### Source text
## Begin

Although, geosocial media presents outstanding potential, much of this research is based on an analysis of the “density” of social media activity but does not necessarily take into account the characteristics of who is creating this activity. As such, the diversity of urban space is understudied in this regard, except for some notable exceptions. For example, Hristova et al. (2016) explore the potential of geosocial networks (Twitter and Foursquare) to capture the social diversity of urban locations through mobility patterns of their visitors. Similarly, Wu et al. (2019) use mobile phone application data to study people’s exposure to racial diversity by considering their entire activity space, while Dong et al. (2020) and Moro et al. (2021) use mobile phone and Twitter data to analyze (income) segregation. These studies rely on a proxy for the socio-economic characteristics of individual users in mobility datasets. Often little is known about each user in this regard, but a home location can be inferred from each mobility pattern. This home location can be tied to a specific census tract, of which the socio-economic characteristics can be used as an—imperfect—proxy for the characteristics of people from that tract. In this paper, we will use a similar approach—using a person’s home location as a proxy for the diversity of their socio-economic characteristics—but instead of taking residents as our ultimate unit of analysis, we apply this technique to analyze the density and diversity of small-scale urban spaces.

## End

### Jobs
1 > Why do the studies mentioned in the passage on geosocial media and urban diversity use a person's home location as a stand-in for socio-economic characteristics? Answer in one to three sentences.
2 > Answer these questions from the passage on geosocial media and urban diversity:
(a) Which two geosocial networks did Hristova et al. (2016) explore?
(b) What kind of data did Wu et al. (2019) use to study exposure to racial diversity?
(c) Instead of residents, what does this paper take as the spaces it analyzes for density and diversity?
3 > Write the next part of the passage on geosocial media and urban diversity, picking up after its final sentence.
The entries that follow come from a separate source.

### Rows

## Begin

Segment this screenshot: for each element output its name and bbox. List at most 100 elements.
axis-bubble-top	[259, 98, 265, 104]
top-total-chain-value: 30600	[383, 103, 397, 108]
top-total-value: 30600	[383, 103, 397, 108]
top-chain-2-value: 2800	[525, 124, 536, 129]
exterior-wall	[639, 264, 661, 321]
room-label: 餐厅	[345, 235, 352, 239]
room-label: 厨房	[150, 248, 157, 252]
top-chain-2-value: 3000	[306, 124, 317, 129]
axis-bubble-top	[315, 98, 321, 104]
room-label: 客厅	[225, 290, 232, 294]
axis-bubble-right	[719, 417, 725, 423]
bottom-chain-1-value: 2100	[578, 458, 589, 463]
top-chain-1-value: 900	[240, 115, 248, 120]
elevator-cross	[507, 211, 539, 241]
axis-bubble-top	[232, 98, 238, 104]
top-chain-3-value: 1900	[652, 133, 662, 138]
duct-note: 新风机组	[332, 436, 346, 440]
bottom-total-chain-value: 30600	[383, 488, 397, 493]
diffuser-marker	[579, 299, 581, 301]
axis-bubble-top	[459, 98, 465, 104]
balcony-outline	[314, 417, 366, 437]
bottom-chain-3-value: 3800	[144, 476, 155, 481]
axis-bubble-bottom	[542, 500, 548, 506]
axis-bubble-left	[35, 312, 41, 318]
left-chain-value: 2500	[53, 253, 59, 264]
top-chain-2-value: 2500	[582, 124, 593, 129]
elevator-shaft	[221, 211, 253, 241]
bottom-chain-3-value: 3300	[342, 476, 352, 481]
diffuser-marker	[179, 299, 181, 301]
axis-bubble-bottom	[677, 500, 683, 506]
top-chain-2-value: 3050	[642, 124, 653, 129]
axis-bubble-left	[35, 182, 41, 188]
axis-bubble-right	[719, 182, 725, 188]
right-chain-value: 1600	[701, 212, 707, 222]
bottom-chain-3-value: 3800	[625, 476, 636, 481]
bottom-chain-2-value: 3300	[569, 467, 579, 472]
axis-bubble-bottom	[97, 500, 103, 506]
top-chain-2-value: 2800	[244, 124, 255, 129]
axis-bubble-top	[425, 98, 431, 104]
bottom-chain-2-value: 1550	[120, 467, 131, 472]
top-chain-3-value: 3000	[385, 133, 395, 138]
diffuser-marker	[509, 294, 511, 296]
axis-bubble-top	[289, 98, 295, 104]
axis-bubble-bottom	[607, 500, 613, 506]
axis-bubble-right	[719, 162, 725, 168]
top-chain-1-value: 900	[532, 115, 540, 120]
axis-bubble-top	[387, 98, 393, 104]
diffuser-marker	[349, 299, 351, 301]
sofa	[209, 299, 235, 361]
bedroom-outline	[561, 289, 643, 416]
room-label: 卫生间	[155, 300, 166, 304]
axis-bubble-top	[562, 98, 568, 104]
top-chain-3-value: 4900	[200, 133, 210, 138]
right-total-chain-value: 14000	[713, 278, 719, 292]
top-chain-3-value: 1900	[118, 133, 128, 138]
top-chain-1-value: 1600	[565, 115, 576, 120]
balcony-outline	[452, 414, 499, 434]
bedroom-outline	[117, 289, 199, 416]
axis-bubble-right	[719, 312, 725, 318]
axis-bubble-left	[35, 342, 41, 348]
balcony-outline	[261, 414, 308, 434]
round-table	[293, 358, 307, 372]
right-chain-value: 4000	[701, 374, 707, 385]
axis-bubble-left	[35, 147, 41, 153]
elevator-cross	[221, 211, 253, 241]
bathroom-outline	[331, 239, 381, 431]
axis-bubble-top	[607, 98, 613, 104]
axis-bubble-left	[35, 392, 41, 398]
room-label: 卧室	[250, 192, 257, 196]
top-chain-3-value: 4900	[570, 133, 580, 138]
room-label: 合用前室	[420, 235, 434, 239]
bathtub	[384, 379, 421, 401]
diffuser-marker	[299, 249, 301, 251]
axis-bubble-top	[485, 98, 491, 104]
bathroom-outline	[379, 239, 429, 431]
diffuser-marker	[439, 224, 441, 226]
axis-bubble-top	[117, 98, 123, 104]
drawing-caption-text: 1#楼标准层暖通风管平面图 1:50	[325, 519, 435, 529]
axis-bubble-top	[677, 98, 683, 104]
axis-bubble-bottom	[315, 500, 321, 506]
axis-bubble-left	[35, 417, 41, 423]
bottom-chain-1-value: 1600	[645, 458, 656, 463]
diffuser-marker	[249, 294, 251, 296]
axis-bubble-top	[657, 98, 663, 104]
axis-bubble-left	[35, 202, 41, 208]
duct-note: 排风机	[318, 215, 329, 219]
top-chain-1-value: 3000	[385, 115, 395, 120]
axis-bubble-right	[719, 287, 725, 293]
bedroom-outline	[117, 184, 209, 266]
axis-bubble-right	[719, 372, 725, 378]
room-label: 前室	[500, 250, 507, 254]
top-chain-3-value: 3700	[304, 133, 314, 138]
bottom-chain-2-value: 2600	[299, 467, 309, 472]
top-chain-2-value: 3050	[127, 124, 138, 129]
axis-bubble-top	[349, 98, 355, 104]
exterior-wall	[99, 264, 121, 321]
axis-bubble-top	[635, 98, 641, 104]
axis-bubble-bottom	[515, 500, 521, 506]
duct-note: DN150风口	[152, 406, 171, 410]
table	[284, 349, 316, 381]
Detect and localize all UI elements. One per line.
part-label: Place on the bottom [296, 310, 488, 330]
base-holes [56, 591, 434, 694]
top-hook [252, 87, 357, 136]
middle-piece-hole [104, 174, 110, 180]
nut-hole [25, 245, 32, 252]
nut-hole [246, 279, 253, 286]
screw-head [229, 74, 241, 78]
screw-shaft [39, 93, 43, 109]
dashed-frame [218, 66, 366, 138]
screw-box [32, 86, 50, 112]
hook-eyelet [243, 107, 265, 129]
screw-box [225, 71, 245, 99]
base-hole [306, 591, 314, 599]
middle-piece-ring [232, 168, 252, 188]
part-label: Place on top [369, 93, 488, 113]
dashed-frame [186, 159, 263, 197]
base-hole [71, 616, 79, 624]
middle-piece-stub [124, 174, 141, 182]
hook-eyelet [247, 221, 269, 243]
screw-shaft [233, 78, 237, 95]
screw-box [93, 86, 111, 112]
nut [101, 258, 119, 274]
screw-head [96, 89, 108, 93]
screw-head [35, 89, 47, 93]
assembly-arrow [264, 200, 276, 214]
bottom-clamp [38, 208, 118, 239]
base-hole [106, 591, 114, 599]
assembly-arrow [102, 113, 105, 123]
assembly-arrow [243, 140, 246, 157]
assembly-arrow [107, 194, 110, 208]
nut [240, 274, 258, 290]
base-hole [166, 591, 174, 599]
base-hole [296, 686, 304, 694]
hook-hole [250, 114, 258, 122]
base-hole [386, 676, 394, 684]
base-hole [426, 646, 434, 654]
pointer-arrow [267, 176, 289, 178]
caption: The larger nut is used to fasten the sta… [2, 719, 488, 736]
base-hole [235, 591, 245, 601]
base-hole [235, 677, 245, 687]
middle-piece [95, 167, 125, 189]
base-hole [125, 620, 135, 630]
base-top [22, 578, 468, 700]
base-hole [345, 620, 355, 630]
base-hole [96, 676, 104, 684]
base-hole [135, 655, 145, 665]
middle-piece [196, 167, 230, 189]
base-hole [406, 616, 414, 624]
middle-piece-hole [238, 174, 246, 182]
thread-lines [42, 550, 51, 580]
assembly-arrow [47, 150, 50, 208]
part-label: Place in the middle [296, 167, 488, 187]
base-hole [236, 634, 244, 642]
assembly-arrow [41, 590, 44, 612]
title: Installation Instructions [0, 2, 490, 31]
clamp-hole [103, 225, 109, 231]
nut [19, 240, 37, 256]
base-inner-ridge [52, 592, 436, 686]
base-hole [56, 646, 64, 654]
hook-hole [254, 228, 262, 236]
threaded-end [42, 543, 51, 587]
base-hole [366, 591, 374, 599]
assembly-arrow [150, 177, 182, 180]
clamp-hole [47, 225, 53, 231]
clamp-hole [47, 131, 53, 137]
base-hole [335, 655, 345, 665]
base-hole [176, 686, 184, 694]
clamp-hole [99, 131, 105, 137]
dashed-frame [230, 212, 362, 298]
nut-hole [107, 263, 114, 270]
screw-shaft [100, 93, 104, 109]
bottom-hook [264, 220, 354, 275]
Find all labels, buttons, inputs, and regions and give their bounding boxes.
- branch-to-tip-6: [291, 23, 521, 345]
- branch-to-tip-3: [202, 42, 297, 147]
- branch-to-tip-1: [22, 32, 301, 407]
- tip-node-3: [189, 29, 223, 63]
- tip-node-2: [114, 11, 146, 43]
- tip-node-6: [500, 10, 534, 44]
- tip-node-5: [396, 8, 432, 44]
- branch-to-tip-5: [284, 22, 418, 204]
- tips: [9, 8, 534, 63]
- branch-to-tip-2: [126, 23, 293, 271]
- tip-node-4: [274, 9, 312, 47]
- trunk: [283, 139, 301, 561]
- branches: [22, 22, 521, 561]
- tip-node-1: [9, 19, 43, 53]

## End

### Expected responses
1 > Little is usually known about the individual users in mobility datasets, but a home location can be inferred from each mobility pattern. That location can be tied to a specific census tract, whose socio-economic characteristics then serve as an imperfect proxy for the people from that tract.

2 >
(a) Twitter and Foursquare.
(b) Mobile phone application data.
(c) Small-scale urban spaces.

3 >
Although geotagged Twitter data have proven to offer valuable affordances for urban research, it is worth noting that such data have clear limitations as well. These limitations range from the more technical, such as spatial accuracy and precision (e.g., Mittal et al., 2019), to the representational—the uneven data “shadows,” potential biased representation, and overall lack of socio-demographic information (Longley et al., 2015)—to the ethical (Boyd and Crawford, 2012; Zook, 2017). Different efforts have been made to partially address these challenges, for example, through aggregating mobility patterns or inferring larger patterns based on statistical models (e.g., Alexander et al., 2015; Phithakkitnukoon et al., 2010; Ye et al., 2009), through contextualizing data with nearby land use information and point of interests (POIs) (Horozov et al., 2006), and through specifically evaluating the bias in these types of data (e.g., Longley et al., 2015; Luo et al., 2016). It should be noted that in most applications of Twitter data any such efforts can only partially address these limitations, for example, because a “ground truth” is simply not known. In this regard, such data are not a replacement for census and surveys based on a representative sampling strategy.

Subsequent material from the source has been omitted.